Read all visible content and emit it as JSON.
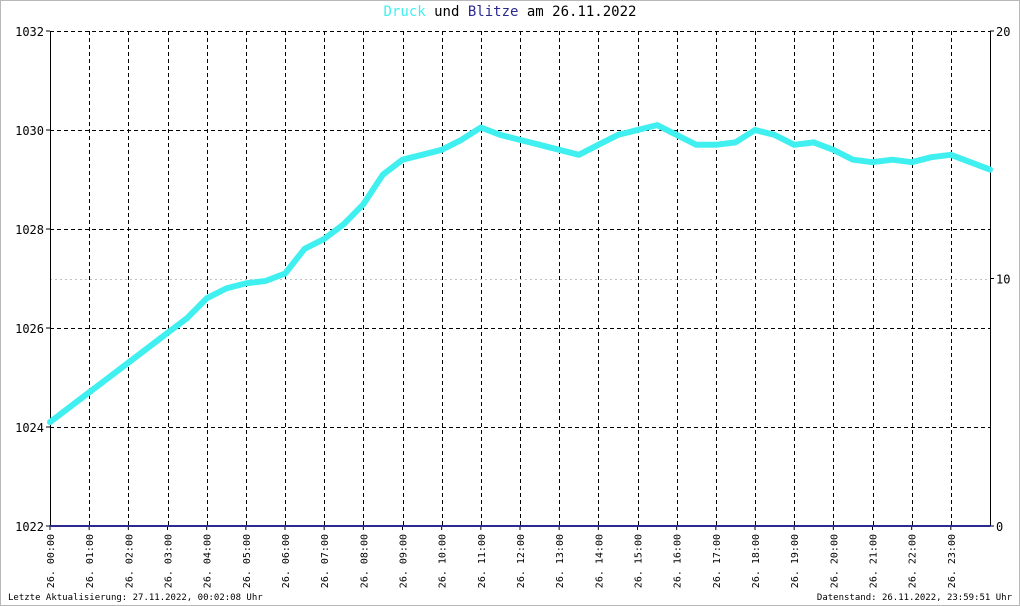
{
  "title": {
    "part1": "Druck",
    "part2": " und ",
    "part3": "Blitze",
    "part4": " am 26.11.2022"
  },
  "colors": {
    "pressure": "#40f0f0",
    "lightning": "#2a2a90",
    "grid": "#000000",
    "axis": "#000000",
    "text": "#000000"
  },
  "footer": {
    "left": "Letzte Aktualisierung: 27.11.2022, 00:02:08 Uhr",
    "right": "Datenstand: 26.11.2022, 23:59:51 Uhr"
  },
  "chart_data": {
    "type": "line",
    "title": "Druck und Blitze am 26.11.2022",
    "x_tick_labels": [
      "26. 00:00",
      "26. 01:00",
      "26. 02:00",
      "26. 03:00",
      "26. 04:00",
      "26. 05:00",
      "26. 06:00",
      "26. 07:00",
      "26. 08:00",
      "26. 09:00",
      "26. 10:00",
      "26. 11:00",
      "26. 12:00",
      "26. 13:00",
      "26. 14:00",
      "26. 15:00",
      "26. 16:00",
      "26. 17:00",
      "26. 18:00",
      "26. 19:00",
      "26. 20:00",
      "26. 21:00",
      "26. 22:00",
      "26. 23:00"
    ],
    "xlim": [
      0,
      24
    ],
    "y_left": {
      "range": [
        1022,
        1032
      ],
      "ticks": [
        1022,
        1024,
        1026,
        1028,
        1030,
        1032
      ]
    },
    "y_right": {
      "range": [
        0,
        20
      ],
      "ticks": [
        0,
        10,
        20
      ]
    },
    "grid": true,
    "series": [
      {
        "name": "Druck",
        "axis": "left",
        "x": [
          0,
          0.5,
          1,
          1.5,
          2,
          2.5,
          3,
          3.5,
          4,
          4.5,
          5,
          5.5,
          6,
          6.5,
          7,
          7.5,
          8,
          8.5,
          9,
          9.5,
          10,
          10.5,
          11,
          11.5,
          12,
          12.5,
          13,
          13.5,
          14,
          14.5,
          15,
          15.5,
          16,
          16.5,
          17,
          17.5,
          18,
          18.5,
          19,
          19.5,
          20,
          20.5,
          21,
          21.5,
          22,
          22.5,
          23,
          23.5,
          24
        ],
        "values": [
          1024.1,
          1024.4,
          1024.7,
          1025.0,
          1025.3,
          1025.6,
          1025.9,
          1026.2,
          1026.6,
          1026.8,
          1026.9,
          1026.95,
          1027.1,
          1027.6,
          1027.8,
          1028.1,
          1028.5,
          1029.1,
          1029.4,
          1029.5,
          1029.6,
          1029.8,
          1030.05,
          1029.9,
          1029.8,
          1029.7,
          1029.6,
          1029.5,
          1029.7,
          1029.9,
          1030.0,
          1030.1,
          1029.9,
          1029.7,
          1029.7,
          1029.75,
          1030.0,
          1029.9,
          1029.7,
          1029.75,
          1029.6,
          1029.4,
          1029.35,
          1029.4,
          1029.35,
          1029.45,
          1029.5,
          1029.35,
          1029.2
        ]
      },
      {
        "name": "Blitze",
        "axis": "right",
        "x": [
          0,
          24
        ],
        "values": [
          0,
          0
        ]
      }
    ]
  }
}
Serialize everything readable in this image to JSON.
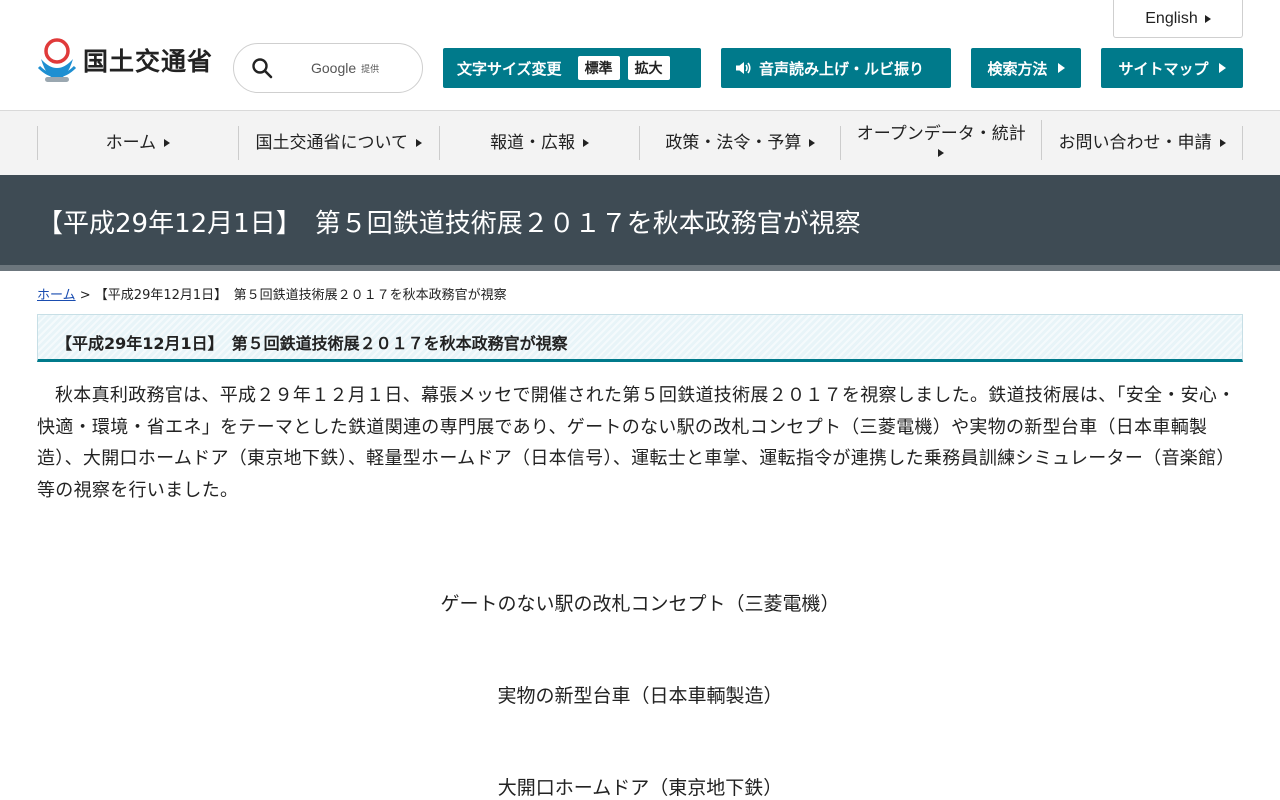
{
  "header": {
    "logo_text": "国土交通省",
    "english_label": "English",
    "search": {
      "brand": "Google",
      "brand_sub": "提供"
    },
    "font_size": {
      "label": "文字サイズ変更",
      "standard": "標準",
      "large": "拡大"
    },
    "voice_label": "音声読み上げ・ルビ振り",
    "search_method_label": "検索方法",
    "sitemap_label": "サイトマップ",
    "accent_color": "#007a8b"
  },
  "gnav": {
    "items": [
      {
        "label": "ホーム"
      },
      {
        "label": "国土交通省について"
      },
      {
        "label": "報道・広報"
      },
      {
        "label": "政策・法令・予算"
      },
      {
        "label": "オープンデータ・統計"
      },
      {
        "label": "お問い合わせ・申請"
      }
    ]
  },
  "band": {
    "title": "【平成29年12月1日】　第５回鉄道技術展２０１７を秋本政務官が視察",
    "color": "#3e4b54"
  },
  "breadcrumb": {
    "home": "ホーム",
    "separator": " > ",
    "current": "【平成29年12月1日】　第５回鉄道技術展２０１７を秋本政務官が視察"
  },
  "content": {
    "heading": "【平成29年12月1日】　第５回鉄道技術展２０１７を秋本政務官が視察",
    "paragraph": "秋本真利政務官は、平成２９年１２月１日、幕張メッセで開催された第５回鉄道技術展２０１７を視察しました。鉄道技術展は、「安全・安心・快適・環境・省エネ」をテーマとした鉄道関連の専門展であり、ゲートのない駅の改札コンセプト（三菱電機）や実物の新型台車（日本車輌製造）、大開口ホームドア（東京地下鉄）、軽量型ホームドア（日本信号）、運転士と車掌、運転指令が連携した乗務員訓練シミュレーター（音楽館）等の視察を行いました。",
    "captions": [
      "ゲートのない駅の改札コンセプト（三菱電機）",
      "実物の新型台車（日本車輌製造）",
      "大開口ホームドア（東京地下鉄）"
    ]
  }
}
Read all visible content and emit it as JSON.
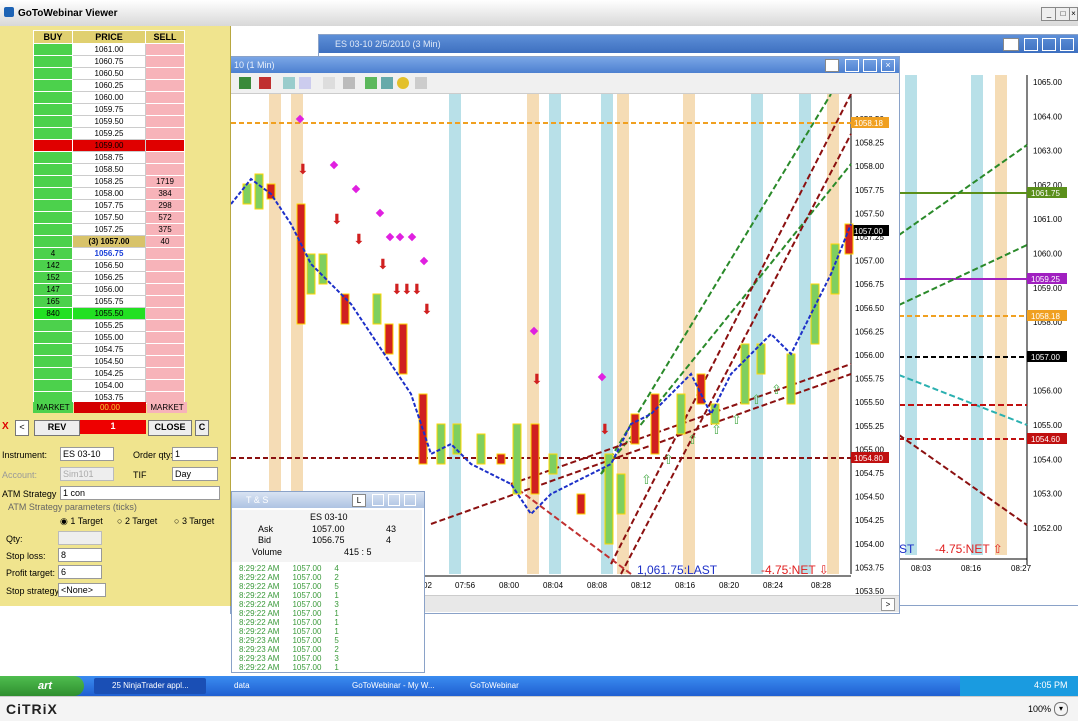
{
  "viewer": {
    "title": "GoToWebinar Viewer",
    "btn_min": "_",
    "btn_max": "□",
    "btn_close": "×"
  },
  "dom": {
    "headers": {
      "buy": "BUY",
      "price": "PRICE",
      "sell": "SELL"
    },
    "rows": [
      {
        "buy": "",
        "price": "1061.00",
        "sell": ""
      },
      {
        "buy": "",
        "price": "1060.75",
        "sell": ""
      },
      {
        "buy": "",
        "price": "1060.50",
        "sell": ""
      },
      {
        "buy": "",
        "price": "1060.25",
        "sell": ""
      },
      {
        "buy": "",
        "price": "1060.00",
        "sell": ""
      },
      {
        "buy": "",
        "price": "1059.75",
        "sell": ""
      },
      {
        "buy": "",
        "price": "1059.50",
        "sell": ""
      },
      {
        "buy": "",
        "price": "1059.25",
        "sell": ""
      },
      {
        "buy": "",
        "price": "1059.00",
        "sell": ""
      },
      {
        "buy": "",
        "price": "1058.75",
        "sell": ""
      },
      {
        "buy": "",
        "price": "1058.50",
        "sell": ""
      },
      {
        "buy": "",
        "price": "1058.25",
        "sell": "1719"
      },
      {
        "buy": "",
        "price": "1058.00",
        "sell": "384"
      },
      {
        "buy": "",
        "price": "1057.75",
        "sell": "298"
      },
      {
        "buy": "",
        "price": "1057.50",
        "sell": "572"
      },
      {
        "buy": "",
        "price": "1057.25",
        "sell": "375"
      },
      {
        "buy": "",
        "price": "(3) 1057.00",
        "sell": "40"
      },
      {
        "buy": "4",
        "price": "1056.75",
        "sell": ""
      },
      {
        "buy": "142",
        "price": "1056.50",
        "sell": ""
      },
      {
        "buy": "152",
        "price": "1056.25",
        "sell": ""
      },
      {
        "buy": "147",
        "price": "1056.00",
        "sell": ""
      },
      {
        "buy": "165",
        "price": "1055.75",
        "sell": ""
      },
      {
        "buy": "840",
        "price": "1055.50",
        "sell": ""
      },
      {
        "buy": "",
        "price": "1055.25",
        "sell": ""
      },
      {
        "buy": "",
        "price": "1055.00",
        "sell": ""
      },
      {
        "buy": "",
        "price": "1054.75",
        "sell": ""
      },
      {
        "buy": "",
        "price": "1054.50",
        "sell": ""
      },
      {
        "buy": "",
        "price": "1054.25",
        "sell": ""
      },
      {
        "buy": "",
        "price": "1054.00",
        "sell": ""
      },
      {
        "buy": "",
        "price": "1053.75",
        "sell": ""
      }
    ],
    "market_left": "MARKET",
    "market_center": "00.00",
    "market_right": "MARKET",
    "x_left": "X",
    "lt": "<",
    "rev": "REV",
    "qty_val": "1",
    "close": "CLOSE",
    "c": "C",
    "instrument_label": "Instrument:",
    "instrument_val": "ES 03-10",
    "order_qty_label": "Order qty:",
    "order_qty_val": "1",
    "account_label": "Account:",
    "account_val": "Sim101",
    "tif_label": "TIF",
    "tif_val": "Day",
    "atm_label": "ATM Strategy",
    "atm_val": "1 con",
    "atm_params": "ATM Strategy parameters (ticks)",
    "t1": "1 Target",
    "t2": "2 Target",
    "t3": "3 Target",
    "qty_label": "Qty:",
    "stoploss_label": "Stop loss:",
    "stoploss_val": "8",
    "profit_label": "Profit target:",
    "profit_val": "6",
    "stopstrat_label": "Stop strategy:",
    "stopstrat_val": "<None>"
  },
  "chart_win_title": "ES 03-10  2/5/2010 (3 Min)",
  "chart1": {
    "title": "10 (1 Min)",
    "yticks": [
      "1058.50",
      "1058.25",
      "1058.00",
      "1057.75",
      "1057.50",
      "1057.25",
      "1057.00",
      "1056.75",
      "1056.50",
      "1056.25",
      "1056.00",
      "1055.75",
      "1055.50",
      "1055.25",
      "1055.00",
      "1054.75",
      "1054.50",
      "1054.25",
      "1054.00",
      "1053.75",
      "1053.50"
    ],
    "xticks": [
      "07:56",
      "08:00",
      "08:04",
      "08:08",
      "08:12",
      "08:16",
      "08:20",
      "08:24",
      "08:28"
    ],
    "tags": [
      {
        "text": "1058.18",
        "color": "#f0a020"
      },
      {
        "text": "1057.00",
        "color": "#000000"
      },
      {
        "text": "1054.80",
        "color": "#c01010"
      }
    ],
    "last": "1,061.75:LAST",
    "net": "-4.75:NET ⇩",
    "time_left_stub": "02"
  },
  "chart2": {
    "yticks": [
      "1065.00",
      "1064.00",
      "1063.00",
      "1062.00",
      "1061.00",
      "1060.00",
      "1059.00",
      "1058.00",
      "1057.00",
      "1056.00",
      "1055.00",
      "1054.00",
      "1053.00",
      "1052.00"
    ],
    "xticks": [
      "08:03",
      "08:16",
      "08:27"
    ],
    "tags": [
      {
        "text": "1061.75",
        "color": "#5a8f1a"
      },
      {
        "text": "1059.25",
        "color": "#a020c0"
      },
      {
        "text": "1058.18",
        "color": "#f0a020"
      },
      {
        "text": "1057.00",
        "color": "#000000"
      },
      {
        "text": "1054.60",
        "color": "#c01010"
      }
    ],
    "net": "-4.75:NET ⇧",
    "last_stub": "ST"
  },
  "ts": {
    "title": "T & S",
    "instrument": "ES 03-10",
    "ask_label": "Ask",
    "ask_val": "1057.00",
    "ask_size": "43",
    "bid_label": "Bid",
    "bid_val": "1056.75",
    "bid_size": "4",
    "vol_label": "Volume",
    "vol_val": "415 : 5",
    "rows": [
      {
        "t": "8:29:22 AM",
        "p": "1057.00",
        "s": "4"
      },
      {
        "t": "8:29:22 AM",
        "p": "1057.00",
        "s": "2"
      },
      {
        "t": "8:29:22 AM",
        "p": "1057.00",
        "s": "5"
      },
      {
        "t": "8:29:22 AM",
        "p": "1057.00",
        "s": "1"
      },
      {
        "t": "8:29:22 AM",
        "p": "1057.00",
        "s": "3"
      },
      {
        "t": "8:29:22 AM",
        "p": "1057.00",
        "s": "1"
      },
      {
        "t": "8:29:22 AM",
        "p": "1057.00",
        "s": "1"
      },
      {
        "t": "8:29:22 AM",
        "p": "1057.00",
        "s": "1"
      },
      {
        "t": "8:29:23 AM",
        "p": "1057.00",
        "s": "5"
      },
      {
        "t": "8:29:23 AM",
        "p": "1057.00",
        "s": "2"
      },
      {
        "t": "8:29:23 AM",
        "p": "1057.00",
        "s": "3"
      },
      {
        "t": "8:29:22 AM",
        "p": "1057.00",
        "s": "1"
      }
    ]
  },
  "taskbar": {
    "start": "art",
    "items": [
      "25 NinjaTrader appl...",
      "data",
      "GoToWebinar - My W...",
      "GoToWebinar"
    ],
    "clock": "4:05 PM"
  },
  "citrix": {
    "logo": "CiTRiX",
    "zoom": "100%"
  }
}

■ ■ ■ ■ ■

§ Required work
From the listing above, copy all lines holding the word "Blitze".

§ Answer below
    "part3": "Blitze",
    "title": "Druck und Blitze am 26.11.2022",
        "name": "Blitze",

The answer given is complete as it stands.